EXERCISE REQUIREMENTS:
Copy these lines exactly.

Records:
## BEGIN
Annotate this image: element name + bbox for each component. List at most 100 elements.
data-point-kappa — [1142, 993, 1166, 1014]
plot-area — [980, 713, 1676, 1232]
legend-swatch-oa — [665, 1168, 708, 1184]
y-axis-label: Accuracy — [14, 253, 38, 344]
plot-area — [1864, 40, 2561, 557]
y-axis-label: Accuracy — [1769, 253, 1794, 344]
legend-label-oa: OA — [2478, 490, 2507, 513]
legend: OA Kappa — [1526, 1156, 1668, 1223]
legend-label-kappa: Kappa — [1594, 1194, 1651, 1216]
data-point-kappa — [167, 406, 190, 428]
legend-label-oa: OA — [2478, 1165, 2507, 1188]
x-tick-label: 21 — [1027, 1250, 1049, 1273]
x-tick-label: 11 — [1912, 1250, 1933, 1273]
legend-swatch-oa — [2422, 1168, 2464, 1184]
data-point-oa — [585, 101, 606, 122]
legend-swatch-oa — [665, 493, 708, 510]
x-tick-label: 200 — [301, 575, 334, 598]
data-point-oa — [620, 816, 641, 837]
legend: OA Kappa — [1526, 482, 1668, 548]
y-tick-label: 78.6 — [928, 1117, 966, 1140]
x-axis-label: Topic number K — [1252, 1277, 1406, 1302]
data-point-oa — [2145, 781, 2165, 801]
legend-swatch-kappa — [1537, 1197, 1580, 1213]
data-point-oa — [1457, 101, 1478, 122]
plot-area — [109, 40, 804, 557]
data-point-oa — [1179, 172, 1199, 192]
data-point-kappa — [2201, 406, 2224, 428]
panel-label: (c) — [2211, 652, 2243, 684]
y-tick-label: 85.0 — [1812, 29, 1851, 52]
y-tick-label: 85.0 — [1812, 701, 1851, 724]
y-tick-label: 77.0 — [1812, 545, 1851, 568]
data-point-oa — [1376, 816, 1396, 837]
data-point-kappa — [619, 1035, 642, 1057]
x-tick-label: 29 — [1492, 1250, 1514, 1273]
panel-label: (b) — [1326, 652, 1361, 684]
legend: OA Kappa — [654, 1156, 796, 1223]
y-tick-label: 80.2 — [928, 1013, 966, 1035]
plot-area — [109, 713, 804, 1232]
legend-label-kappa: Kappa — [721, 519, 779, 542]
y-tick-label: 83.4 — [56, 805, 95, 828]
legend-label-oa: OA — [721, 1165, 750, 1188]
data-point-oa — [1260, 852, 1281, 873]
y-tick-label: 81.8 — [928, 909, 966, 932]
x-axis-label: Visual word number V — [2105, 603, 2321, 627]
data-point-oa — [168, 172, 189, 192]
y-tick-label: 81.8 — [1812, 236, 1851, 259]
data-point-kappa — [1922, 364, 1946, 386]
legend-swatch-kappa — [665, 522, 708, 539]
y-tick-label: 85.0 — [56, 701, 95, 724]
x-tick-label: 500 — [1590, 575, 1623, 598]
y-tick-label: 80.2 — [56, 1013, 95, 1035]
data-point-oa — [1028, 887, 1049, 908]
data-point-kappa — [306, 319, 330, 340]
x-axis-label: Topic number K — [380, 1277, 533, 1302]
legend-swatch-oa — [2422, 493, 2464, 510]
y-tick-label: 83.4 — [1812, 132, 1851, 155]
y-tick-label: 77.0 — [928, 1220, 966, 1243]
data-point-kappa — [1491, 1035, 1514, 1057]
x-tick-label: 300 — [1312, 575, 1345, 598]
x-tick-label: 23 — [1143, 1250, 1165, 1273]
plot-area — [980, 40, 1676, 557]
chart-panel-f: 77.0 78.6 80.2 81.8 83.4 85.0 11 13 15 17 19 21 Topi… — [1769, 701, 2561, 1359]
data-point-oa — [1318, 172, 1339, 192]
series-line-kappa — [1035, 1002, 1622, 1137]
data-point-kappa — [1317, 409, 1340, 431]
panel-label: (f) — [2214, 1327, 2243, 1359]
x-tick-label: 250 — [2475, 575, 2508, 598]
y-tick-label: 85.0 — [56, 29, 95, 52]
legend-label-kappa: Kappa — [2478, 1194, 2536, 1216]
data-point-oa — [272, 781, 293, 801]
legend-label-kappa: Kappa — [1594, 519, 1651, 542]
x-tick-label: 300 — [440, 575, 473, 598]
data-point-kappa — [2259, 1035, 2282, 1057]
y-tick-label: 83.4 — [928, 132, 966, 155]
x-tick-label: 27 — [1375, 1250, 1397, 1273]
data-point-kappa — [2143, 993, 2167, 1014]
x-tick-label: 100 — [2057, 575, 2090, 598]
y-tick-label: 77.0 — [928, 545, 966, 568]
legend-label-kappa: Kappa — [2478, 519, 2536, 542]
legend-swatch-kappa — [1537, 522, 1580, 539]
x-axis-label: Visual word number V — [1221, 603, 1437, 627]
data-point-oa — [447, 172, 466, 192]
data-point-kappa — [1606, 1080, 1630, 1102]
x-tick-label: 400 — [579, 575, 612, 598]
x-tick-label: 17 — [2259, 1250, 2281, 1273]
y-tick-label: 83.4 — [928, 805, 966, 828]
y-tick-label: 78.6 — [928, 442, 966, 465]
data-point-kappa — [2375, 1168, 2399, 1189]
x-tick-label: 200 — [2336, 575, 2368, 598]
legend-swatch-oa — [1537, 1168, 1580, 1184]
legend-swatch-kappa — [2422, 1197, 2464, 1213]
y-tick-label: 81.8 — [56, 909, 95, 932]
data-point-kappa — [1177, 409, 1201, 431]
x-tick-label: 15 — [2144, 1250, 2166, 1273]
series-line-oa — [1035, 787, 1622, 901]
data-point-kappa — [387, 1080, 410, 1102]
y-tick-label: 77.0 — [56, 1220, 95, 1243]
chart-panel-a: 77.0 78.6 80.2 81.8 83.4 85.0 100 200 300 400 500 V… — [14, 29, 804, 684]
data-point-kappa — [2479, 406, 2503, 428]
## END
SOLUTION TO THE PROBLEM:
Annotate this image: element name + bbox for each component. List at most 100 elements.
data-point-kappa — [1142, 993, 1166, 1014]
plot-area — [980, 713, 1676, 1232]
legend-swatch-oa — [665, 1168, 708, 1184]
y-axis-label: Accuracy — [14, 253, 38, 344]
plot-area — [1864, 40, 2561, 557]
y-axis-label: Accuracy — [1769, 253, 1794, 344]
legend-label-oa: OA — [2478, 490, 2507, 513]
legend: OA Kappa — [1526, 1156, 1668, 1223]
legend-label-kappa: Kappa — [1594, 1194, 1651, 1216]
data-point-kappa — [167, 406, 190, 428]
legend-label-oa: OA — [2478, 1165, 2507, 1188]
x-tick-label: 21 — [1027, 1250, 1049, 1273]
x-tick-label: 11 — [1912, 1250, 1933, 1273]
legend-swatch-oa — [2422, 1168, 2464, 1184]
data-point-oa — [585, 101, 606, 122]
legend-swatch-oa — [665, 493, 708, 510]
x-tick-label: 200 — [301, 575, 334, 598]
data-point-oa — [620, 816, 641, 837]
legend: OA Kappa — [1526, 482, 1668, 548]
y-tick-label: 78.6 — [928, 1117, 966, 1140]
x-axis-label: Topic number K — [1252, 1277, 1406, 1302]
data-point-oa — [2145, 781, 2165, 801]
legend-swatch-kappa — [1537, 1197, 1580, 1213]
data-point-oa — [1457, 101, 1478, 122]
plot-area — [109, 40, 804, 557]
data-point-oa — [1179, 172, 1199, 192]
data-point-kappa — [2201, 406, 2224, 428]
panel-label: (c) — [2211, 652, 2243, 684]
y-tick-label: 85.0 — [1812, 29, 1851, 52]
y-tick-label: 85.0 — [1812, 701, 1851, 724]
y-tick-label: 77.0 — [1812, 545, 1851, 568]
data-point-oa — [1376, 816, 1396, 837]
data-point-kappa — [619, 1035, 642, 1057]
x-tick-label: 29 — [1492, 1250, 1514, 1273]
panel-label: (b) — [1326, 652, 1361, 684]
legend: OA Kappa — [654, 1156, 796, 1223]
y-tick-label: 80.2 — [928, 1013, 966, 1035]
plot-area — [109, 713, 804, 1232]
legend-label-kappa: Kappa — [721, 519, 779, 542]
y-tick-label: 83.4 — [56, 805, 95, 828]
legend-label-oa: OA — [721, 1165, 750, 1188]
data-point-oa — [1260, 852, 1281, 873]
y-tick-label: 81.8 — [928, 909, 966, 932]
x-axis-label: Visual word number V — [2105, 603, 2321, 627]
data-point-oa — [168, 172, 189, 192]
y-tick-label: 81.8 — [1812, 236, 1851, 259]
data-point-kappa — [1922, 364, 1946, 386]
legend-swatch-kappa — [665, 522, 708, 539]
y-tick-label: 85.0 — [56, 701, 95, 724]
x-tick-label: 500 — [1590, 575, 1623, 598]
y-tick-label: 80.2 — [56, 1013, 95, 1035]
data-point-oa — [1028, 887, 1049, 908]
data-point-kappa — [306, 319, 330, 340]
x-axis-label: Topic number K — [380, 1277, 533, 1302]
legend-swatch-oa — [2422, 493, 2464, 510]
y-tick-label: 83.4 — [1812, 132, 1851, 155]
y-tick-label: 77.0 — [928, 1220, 966, 1243]
data-point-kappa — [1491, 1035, 1514, 1057]
x-tick-label: 300 — [1312, 575, 1345, 598]
x-tick-label: 23 — [1143, 1250, 1165, 1273]
plot-area — [980, 40, 1676, 557]
chart-panel-f: 77.0 78.6 80.2 81.8 83.4 85.0 11 13 15 17 19 21 Topi… — [1769, 701, 2561, 1359]
data-point-oa — [1318, 172, 1339, 192]
series-line-kappa — [1035, 1002, 1622, 1137]
data-point-kappa — [1317, 409, 1340, 431]
panel-label: (f) — [2214, 1327, 2243, 1359]
x-tick-label: 250 — [2475, 575, 2508, 598]
y-tick-label: 85.0 — [56, 29, 95, 52]
legend-label-kappa: Kappa — [2478, 1194, 2536, 1216]
data-point-oa — [272, 781, 293, 801]
legend-label-kappa: Kappa — [1594, 519, 1651, 542]
x-tick-label: 300 — [440, 575, 473, 598]
data-point-kappa — [2259, 1035, 2282, 1057]
y-tick-label: 83.4 — [928, 132, 966, 155]
x-tick-label: 27 — [1375, 1250, 1397, 1273]
data-point-kappa — [2143, 993, 2167, 1014]
x-tick-label: 100 — [2057, 575, 2090, 598]
y-tick-label: 77.0 — [928, 545, 966, 568]
legend-label-kappa: Kappa — [2478, 519, 2536, 542]
legend-swatch-kappa — [1537, 522, 1580, 539]
x-axis-label: Visual word number V — [1221, 603, 1437, 627]
data-point-oa — [447, 172, 466, 192]
data-point-kappa — [1606, 1080, 1630, 1102]
x-tick-label: 400 — [579, 575, 612, 598]
x-tick-label: 17 — [2259, 1250, 2281, 1273]
y-tick-label: 83.4 — [928, 805, 966, 828]
y-tick-label: 78.6 — [928, 442, 966, 465]
data-point-kappa — [2375, 1168, 2399, 1189]
x-tick-label: 200 — [2336, 575, 2368, 598]
legend-swatch-oa — [1537, 1168, 1580, 1184]
legend-swatch-kappa — [2422, 1197, 2464, 1213]
y-tick-label: 81.8 — [56, 909, 95, 932]
data-point-kappa — [1177, 409, 1201, 431]
x-tick-label: 15 — [2144, 1250, 2166, 1273]
series-line-oa — [1035, 787, 1622, 901]
data-point-kappa — [387, 1080, 410, 1102]
y-tick-label: 77.0 — [56, 1220, 95, 1243]
chart-panel-a: 77.0 78.6 80.2 81.8 83.4 85.0 100 200 300 400 500 V… — [14, 29, 804, 684]
data-point-kappa — [2479, 406, 2503, 428]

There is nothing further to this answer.